**Aim of the task**: Write the records out again exactly, leaving no images in.

Extracted data entries:
#####

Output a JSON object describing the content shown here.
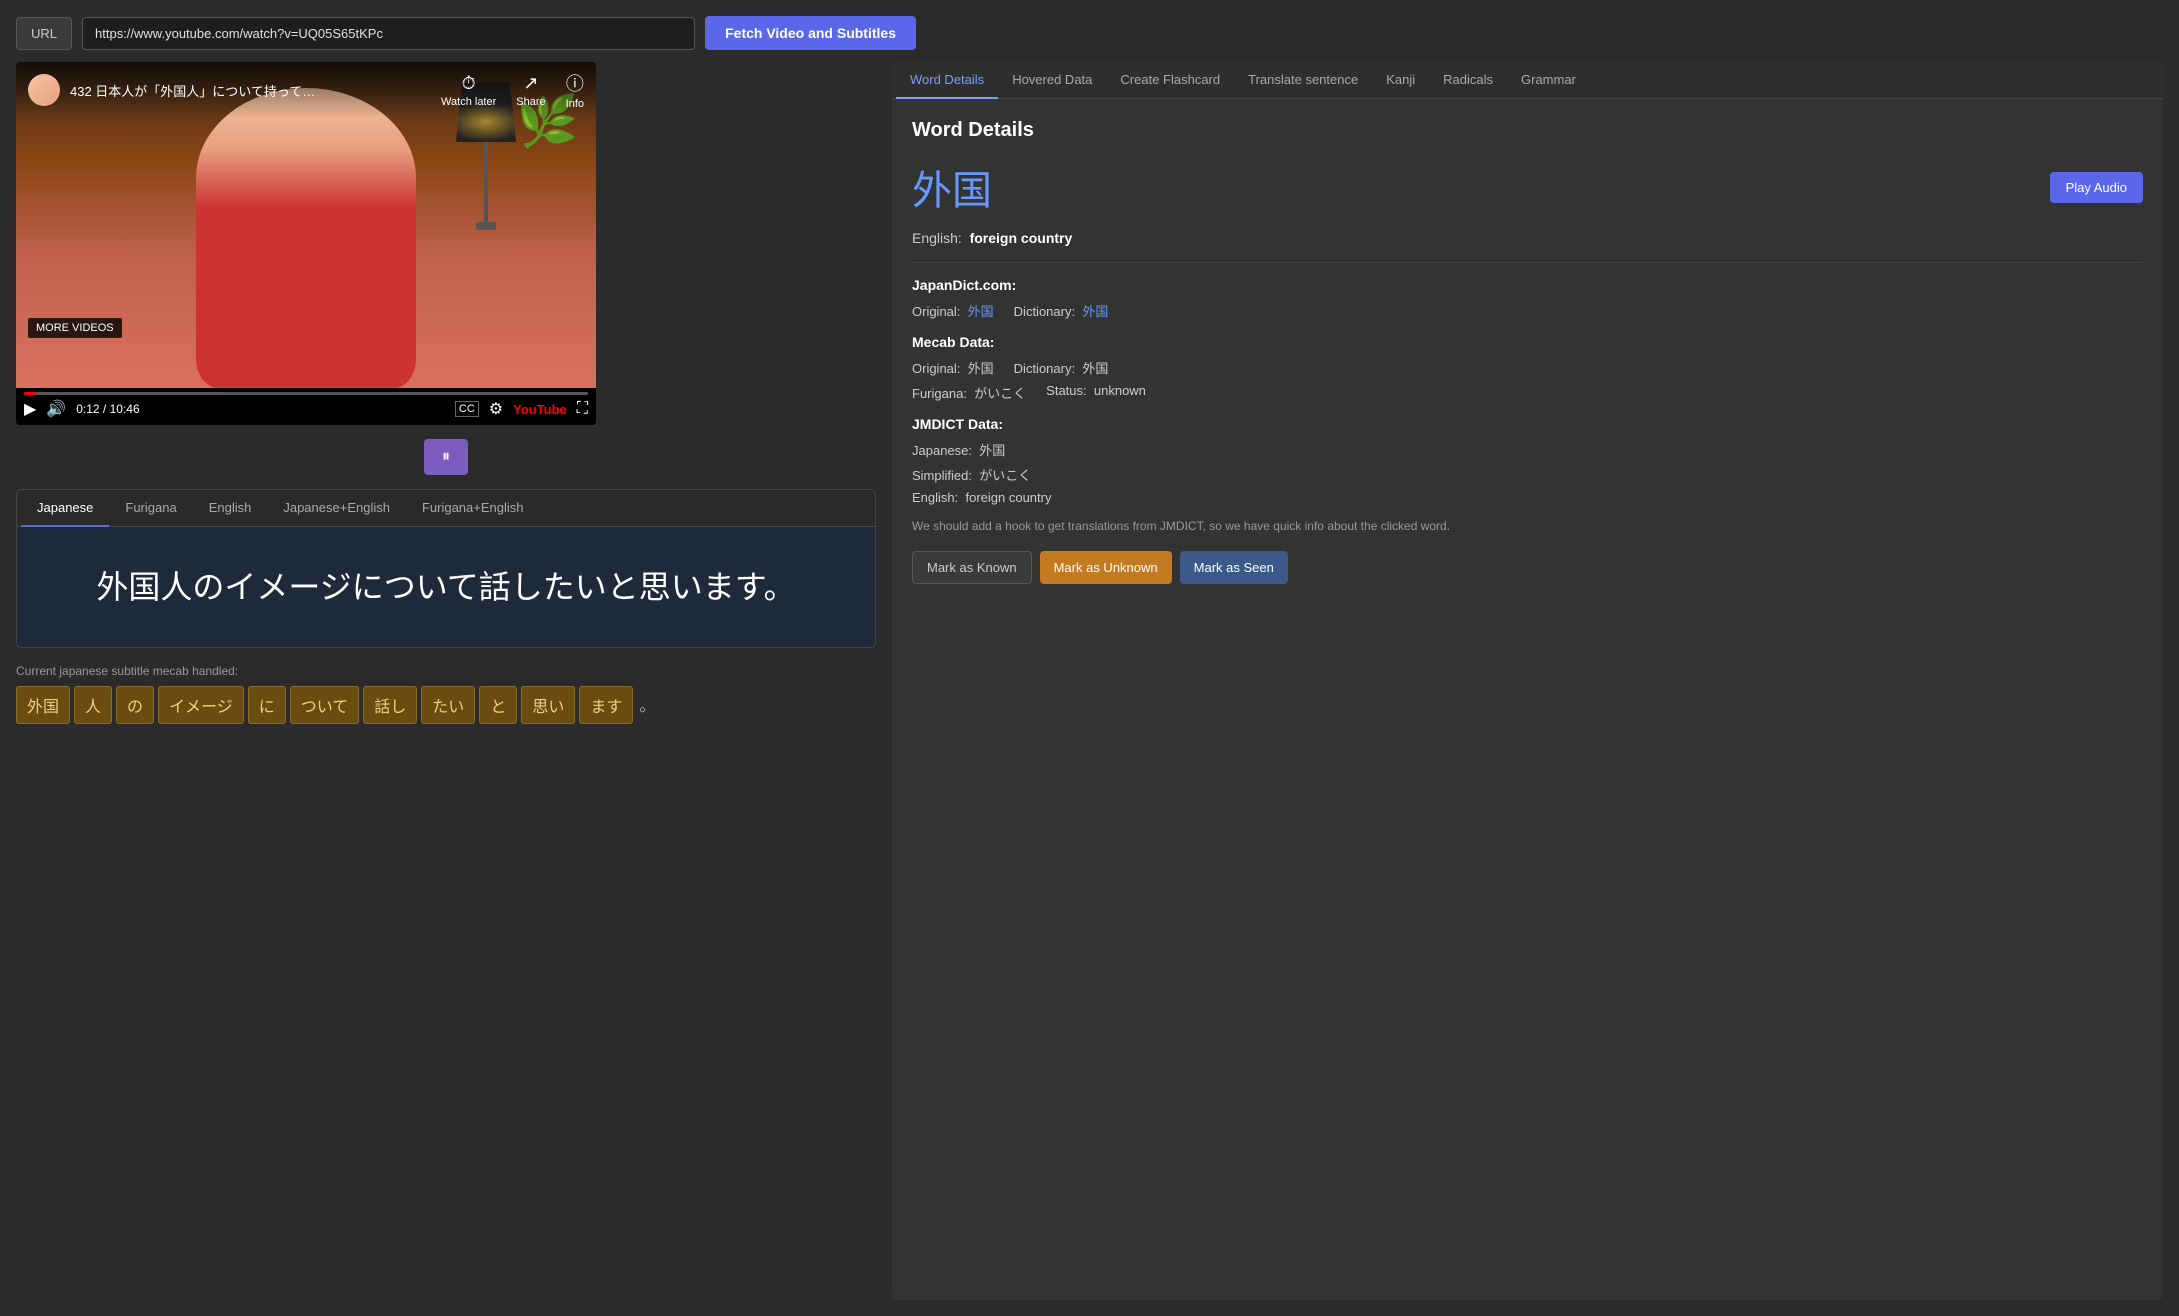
{
  "url_bar": {
    "label": "URL",
    "input_value": "https://www.youtube.com/watch?v=UQ05S65tKPc",
    "fetch_button": "Fetch Video and Subtitles"
  },
  "video": {
    "title": "432 日本人が「外国人」について持って…",
    "time_current": "0:12",
    "time_total": "10:46",
    "more_videos": "MORE VIDEOS",
    "overlay_actions": [
      {
        "icon": "⏱",
        "label": "Watch later"
      },
      {
        "icon": "↗",
        "label": "Share"
      },
      {
        "icon": "ⓘ",
        "label": "Info"
      }
    ]
  },
  "subtitle_tabs": [
    {
      "id": "japanese",
      "label": "Japanese",
      "active": true
    },
    {
      "id": "furigana",
      "label": "Furigana",
      "active": false
    },
    {
      "id": "english",
      "label": "English",
      "active": false
    },
    {
      "id": "japanese_english",
      "label": "Japanese+English",
      "active": false
    },
    {
      "id": "furigana_english",
      "label": "Furigana+English",
      "active": false
    }
  ],
  "subtitle_text": "外国人のイメージについて話したいと思います。",
  "mecab_label": "Current japanese subtitle mecab handled:",
  "mecab_tokens": [
    {
      "text": "外国",
      "type": "token"
    },
    {
      "text": "人",
      "type": "token"
    },
    {
      "text": "の",
      "type": "token"
    },
    {
      "text": "イメージ",
      "type": "token"
    },
    {
      "text": "に",
      "type": "token"
    },
    {
      "text": "ついて",
      "type": "token"
    },
    {
      "text": "話し",
      "type": "token"
    },
    {
      "text": "たい",
      "type": "token"
    },
    {
      "text": "と",
      "type": "token"
    },
    {
      "text": "思い",
      "type": "token"
    },
    {
      "text": "ます",
      "type": "token"
    },
    {
      "text": "。",
      "type": "punct"
    }
  ],
  "word_details": {
    "title": "Word Details",
    "kanji": "外国",
    "play_audio_label": "Play Audio",
    "english_label": "English:",
    "english_value": "foreign country",
    "japan_dict_header": "JapanDict.com:",
    "original_label": "Original:",
    "original_value": "外国",
    "original_link": "外国",
    "dictionary_label": "Dictionary:",
    "dictionary_value": "外国",
    "dictionary_link": "外国",
    "mecab_header": "Mecab Data:",
    "mecab_original_label": "Original:",
    "mecab_original_value": "外国",
    "mecab_dictionary_label": "Dictionary:",
    "mecab_dictionary_value": "外国",
    "mecab_furigana_label": "Furigana:",
    "mecab_furigana_value": "がいこく",
    "mecab_status_label": "Status:",
    "mecab_status_value": "unknown",
    "jmdict_header": "JMDICT Data:",
    "jmdict_japanese_label": "Japanese:",
    "jmdict_japanese_value": "外国",
    "jmdict_simplified_label": "Simplified:",
    "jmdict_simplified_value": "がいこく",
    "jmdict_english_label": "English:",
    "jmdict_english_value": "foreign country",
    "note": "We should add a hook to get translations from JMDICT, so we have quick info about the clicked word.",
    "btn_mark_known": "Mark as Known",
    "btn_mark_unknown": "Mark as Unknown",
    "btn_mark_seen": "Mark as Seen"
  },
  "right_tabs": [
    {
      "id": "word_details",
      "label": "Word Details",
      "active": true
    },
    {
      "id": "hovered_data",
      "label": "Hovered Data",
      "active": false
    },
    {
      "id": "create_flashcard",
      "label": "Create Flashcard",
      "active": false
    },
    {
      "id": "translate_sentence",
      "label": "Translate sentence",
      "active": false
    },
    {
      "id": "kanji",
      "label": "Kanji",
      "active": false
    },
    {
      "id": "radicals",
      "label": "Radicals",
      "active": false
    },
    {
      "id": "grammar",
      "label": "Grammar",
      "active": false
    }
  ]
}
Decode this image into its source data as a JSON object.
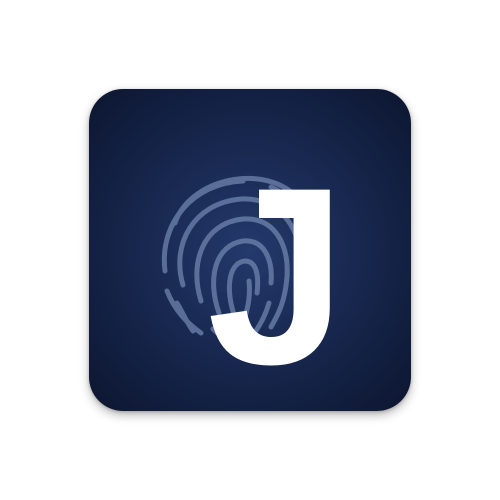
{
  "icon": {
    "letter": "J",
    "fingerprint_icon": "fingerprint-icon",
    "colors": {
      "background_center": "#243a6c",
      "background_edge": "#0c1630",
      "fingerprint_stroke": "#6f84ad",
      "letter_fill": "#ffffff"
    }
  }
}
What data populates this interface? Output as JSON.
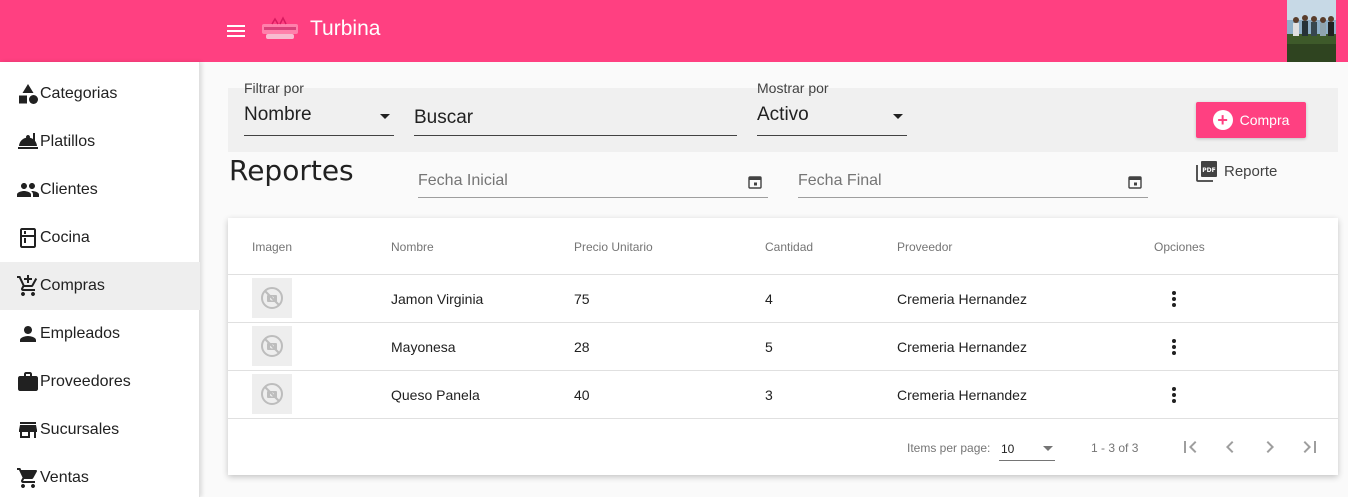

#####

**Result of the exercise**:
Output a JSON object describing the content shown here.
{
  "url_bar": {
    "label": "URL",
    "input_value": "https://www.youtube.com/watch?v=UQ05S65tKPc",
    "fetch_button": "Fetch Video and Subtitles"
  },
  "video": {
    "title": "432 日本人が「外国人」について持って…",
    "time_current": "0:12",
    "time_total": "10:46",
    "more_videos": "MORE VIDEOS",
    "overlay_actions": [
      {
        "icon": "⏱",
        "label": "Watch later"
      },
      {
        "icon": "↗",
        "label": "Share"
      },
      {
        "icon": "ⓘ",
        "label": "Info"
      }
    ]
  },
  "subtitle_tabs": [
    {
      "id": "japanese",
      "label": "Japanese",
      "active": true
    },
    {
      "id": "furigana",
      "label": "Furigana",
      "active": false
    },
    {
      "id": "english",
      "label": "English",
      "active": false
    },
    {
      "id": "japanese_english",
      "label": "Japanese+English",
      "active": false
    },
    {
      "id": "furigana_english",
      "label": "Furigana+English",
      "active": false
    }
  ],
  "subtitle_text": "外国人のイメージについて話したいと思います。",
  "mecab_label": "Current japanese subtitle mecab handled:",
  "mecab_tokens": [
    {
      "text": "外国",
      "type": "token"
    },
    {
      "text": "人",
      "type": "token"
    },
    {
      "text": "の",
      "type": "token"
    },
    {
      "text": "イメージ",
      "type": "token"
    },
    {
      "text": "に",
      "type": "token"
    },
    {
      "text": "ついて",
      "type": "token"
    },
    {
      "text": "話し",
      "type": "token"
    },
    {
      "text": "たい",
      "type": "token"
    },
    {
      "text": "と",
      "type": "token"
    },
    {
      "text": "思い",
      "type": "token"
    },
    {
      "text": "ます",
      "type": "token"
    },
    {
      "text": "。",
      "type": "punct"
    }
  ],
  "word_details": {
    "title": "Word Details",
    "kanji": "外国",
    "play_audio_label": "Play Audio",
    "english_label": "English:",
    "english_value": "foreign country",
    "japan_dict_header": "JapanDict.com:",
    "original_label": "Original:",
    "original_value": "外国",
    "original_link": "外国",
    "dictionary_label": "Dictionary:",
    "dictionary_value": "外国",
    "dictionary_link": "外国",
    "mecab_header": "Mecab Data:",
    "mecab_original_label": "Original:",
    "mecab_original_value": "外国",
    "mecab_dictionary_label": "Dictionary:",
    "mecab_dictionary_value": "外国",
    "mecab_furigana_label": "Furigana:",
    "mecab_furigana_value": "がいこく",
    "mecab_status_label": "Status:",
    "mecab_status_value": "unknown",
    "jmdict_header": "JMDICT Data:",
    "jmdict_japanese_label": "Japanese:",
    "jmdict_japanese_value": "外国",
    "jmdict_simplified_label": "Simplified:",
    "jmdict_simplified_value": "がいこく",
    "jmdict_english_label": "English:",
    "jmdict_english_value": "foreign country",
    "note": "We should add a hook to get translations from JMDICT, so we have quick info about the clicked word.",
    "btn_mark_known": "Mark as Known",
    "btn_mark_unknown": "Mark as Unknown",
    "btn_mark_seen": "Mark as Seen"
  },
  "right_tabs": [
    {
      "id": "word_details",
      "label": "Word Details",
      "active": true
    },
    {
      "id": "hovered_data",
      "label": "Hovered Data",
      "active": false
    },
    {
      "id": "create_flashcard",
      "label": "Create Flashcard",
      "active": false
    },
    {
      "id": "translate_sentence",
      "label": "Translate sentence",
      "active": false
    },
    {
      "id": "kanji",
      "label": "Kanji",
      "active": false
    },
    {
      "id": "radicals",
      "label": "Radicals",
      "active": false
    },
    {
      "id": "grammar",
      "label": "Grammar",
      "active": false
    }
  ]
}
Decode this image into its source data as a JSON object.
{
  "icon": {
    "letter": "J",
    "fingerprint_icon": "fingerprint-icon",
    "colors": {
      "background_center": "#243a6c",
      "background_edge": "#0c1630",
      "fingerprint_stroke": "#6f84ad",
      "letter_fill": "#ffffff"
    }
  }
}
What data populates this interface? Output as JSON.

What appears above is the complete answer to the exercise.